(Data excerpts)

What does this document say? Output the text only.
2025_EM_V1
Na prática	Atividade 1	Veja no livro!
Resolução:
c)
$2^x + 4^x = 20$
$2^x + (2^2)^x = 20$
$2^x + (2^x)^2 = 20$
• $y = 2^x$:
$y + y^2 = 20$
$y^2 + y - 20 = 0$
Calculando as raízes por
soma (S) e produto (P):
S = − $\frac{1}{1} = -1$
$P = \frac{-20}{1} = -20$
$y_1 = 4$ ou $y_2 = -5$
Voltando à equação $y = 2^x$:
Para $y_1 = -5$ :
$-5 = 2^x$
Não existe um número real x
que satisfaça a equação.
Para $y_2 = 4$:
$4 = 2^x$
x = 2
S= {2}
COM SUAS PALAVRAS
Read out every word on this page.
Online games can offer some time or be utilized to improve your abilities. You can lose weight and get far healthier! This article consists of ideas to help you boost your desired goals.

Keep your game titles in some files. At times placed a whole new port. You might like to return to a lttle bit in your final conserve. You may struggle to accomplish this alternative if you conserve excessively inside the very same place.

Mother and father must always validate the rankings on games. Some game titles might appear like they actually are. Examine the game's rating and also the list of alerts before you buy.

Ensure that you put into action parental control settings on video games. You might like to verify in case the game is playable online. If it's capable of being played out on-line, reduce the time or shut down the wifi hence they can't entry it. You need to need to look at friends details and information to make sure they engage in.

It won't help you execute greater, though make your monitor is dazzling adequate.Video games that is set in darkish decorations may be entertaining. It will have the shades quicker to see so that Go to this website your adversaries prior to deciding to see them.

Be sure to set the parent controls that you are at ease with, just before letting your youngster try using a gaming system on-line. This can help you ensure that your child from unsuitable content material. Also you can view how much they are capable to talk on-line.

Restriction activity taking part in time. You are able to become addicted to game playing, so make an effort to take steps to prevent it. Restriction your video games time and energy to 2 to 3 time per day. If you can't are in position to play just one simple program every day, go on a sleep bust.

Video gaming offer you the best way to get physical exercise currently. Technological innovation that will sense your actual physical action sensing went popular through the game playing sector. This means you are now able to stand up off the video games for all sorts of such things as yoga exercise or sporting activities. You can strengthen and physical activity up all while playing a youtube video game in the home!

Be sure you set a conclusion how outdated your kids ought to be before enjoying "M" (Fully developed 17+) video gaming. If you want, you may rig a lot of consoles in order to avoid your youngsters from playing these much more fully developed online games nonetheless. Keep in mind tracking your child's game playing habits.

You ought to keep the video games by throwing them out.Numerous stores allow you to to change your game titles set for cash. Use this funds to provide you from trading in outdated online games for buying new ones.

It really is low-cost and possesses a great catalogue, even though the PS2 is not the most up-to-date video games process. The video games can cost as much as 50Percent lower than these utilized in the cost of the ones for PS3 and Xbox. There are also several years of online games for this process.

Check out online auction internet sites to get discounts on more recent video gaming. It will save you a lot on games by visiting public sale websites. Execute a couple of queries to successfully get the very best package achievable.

= Exercise description =
Copy out every line from the data above that has "ones" in it.

= Result of this task =
You ought to keep the video games by throwing them out.Numerous stores allow you to to change your game titles set for cash. Use this funds to provide you from trading in outdated online games for buying new ones.
It really is low-cost and possesses a great catalogue, even though the PS2 is not the most up-to-date video games process. The video games can cost as much as 50Percent lower than these utilized in the cost of the ones for PS3 and Xbox. There are also several years of online games for this process.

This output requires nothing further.